#### STATED EXERCISE
Make an exact copy of all the entries, with the pictures left out.
════
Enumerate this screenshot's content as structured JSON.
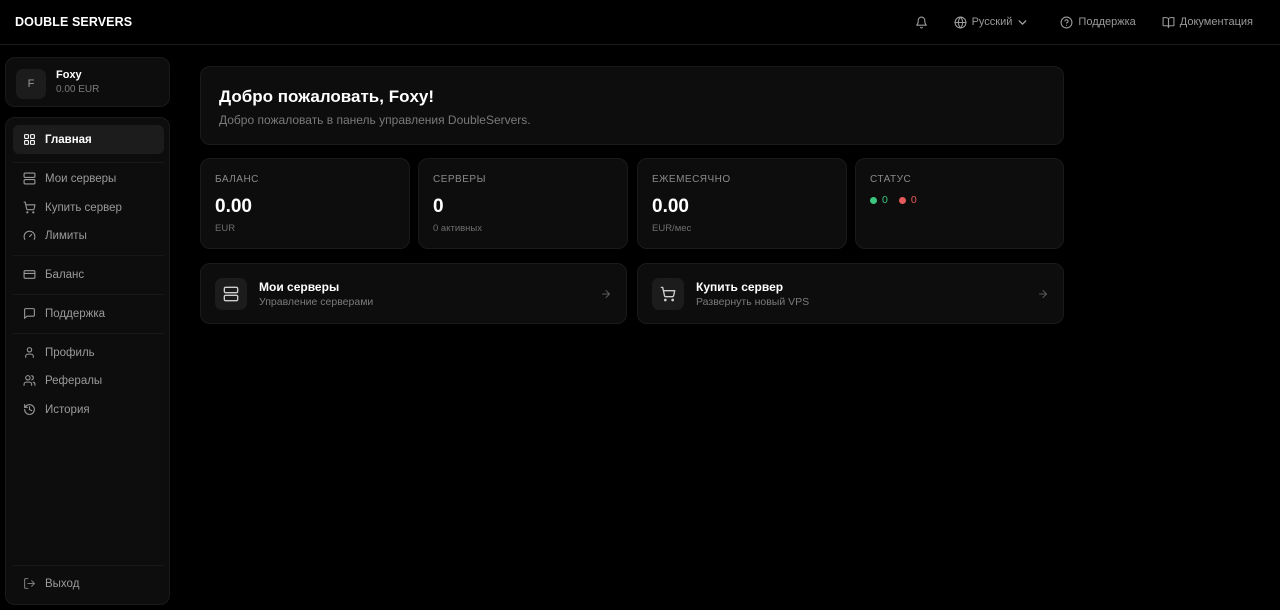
{
  "header": {
    "brand": "DOUBLE SERVERS",
    "language": "Русский",
    "support": "Поддержка",
    "docs": "Документация"
  },
  "user": {
    "initial": "F",
    "name": "Foxy",
    "balance": "0.00 EUR"
  },
  "nav": {
    "home": "Главная",
    "my_servers": "Мои серверы",
    "buy_server": "Купить сервер",
    "limits": "Лимиты",
    "balance": "Баланс",
    "support": "Поддержка",
    "profile": "Профиль",
    "referrals": "Рефералы",
    "history": "История",
    "logout": "Выход"
  },
  "welcome": {
    "title": "Добро пожаловать, Foxy!",
    "subtitle": "Добро пожаловать в панель управления DoubleServers."
  },
  "stats": {
    "balance": {
      "label": "БАЛАНС",
      "value": "0.00",
      "sub": "EUR"
    },
    "servers": {
      "label": "СЕРВЕРЫ",
      "value": "0",
      "sub": "0 активных"
    },
    "monthly": {
      "label": "ЕЖЕМЕСЯЧНО",
      "value": "0.00",
      "sub": "EUR/мес"
    },
    "status": {
      "label": "СТАТУС",
      "online": "0",
      "offline": "0"
    }
  },
  "actions": {
    "my_servers": {
      "title": "Мои серверы",
      "subtitle": "Управление серверами"
    },
    "buy_server": {
      "title": "Купить сервер",
      "subtitle": "Развернуть новый VPS"
    }
  },
  "colors": {
    "background": "#000000",
    "card": "#0d0d0d",
    "online": "#3cc67f",
    "offline": "#e55a5a"
  }
}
════
#### TASK OUTPUT
Enumerate this screenshot's content as structured JSON.
{
  "header": {
    "brand": "DOUBLE SERVERS",
    "language": "Русский",
    "support": "Поддержка",
    "docs": "Документация"
  },
  "user": {
    "initial": "F",
    "name": "Foxy",
    "balance": "0.00 EUR"
  },
  "nav": {
    "home": "Главная",
    "my_servers": "Мои серверы",
    "buy_server": "Купить сервер",
    "limits": "Лимиты",
    "balance": "Баланс",
    "support": "Поддержка",
    "profile": "Профиль",
    "referrals": "Рефералы",
    "history": "История",
    "logout": "Выход"
  },
  "welcome": {
    "title": "Добро пожаловать, Foxy!",
    "subtitle": "Добро пожаловать в панель управления DoubleServers."
  },
  "stats": {
    "balance": {
      "label": "БАЛАНС",
      "value": "0.00",
      "sub": "EUR"
    },
    "servers": {
      "label": "СЕРВЕРЫ",
      "value": "0",
      "sub": "0 активных"
    },
    "monthly": {
      "label": "ЕЖЕМЕСЯЧНО",
      "value": "0.00",
      "sub": "EUR/мес"
    },
    "status": {
      "label": "СТАТУС",
      "online": "0",
      "offline": "0"
    }
  },
  "actions": {
    "my_servers": {
      "title": "Мои серверы",
      "subtitle": "Управление серверами"
    },
    "buy_server": {
      "title": "Купить сервер",
      "subtitle": "Развернуть новый VPS"
    }
  },
  "colors": {
    "background": "#000000",
    "card": "#0d0d0d",
    "online": "#3cc67f",
    "offline": "#e55a5a"
  }
}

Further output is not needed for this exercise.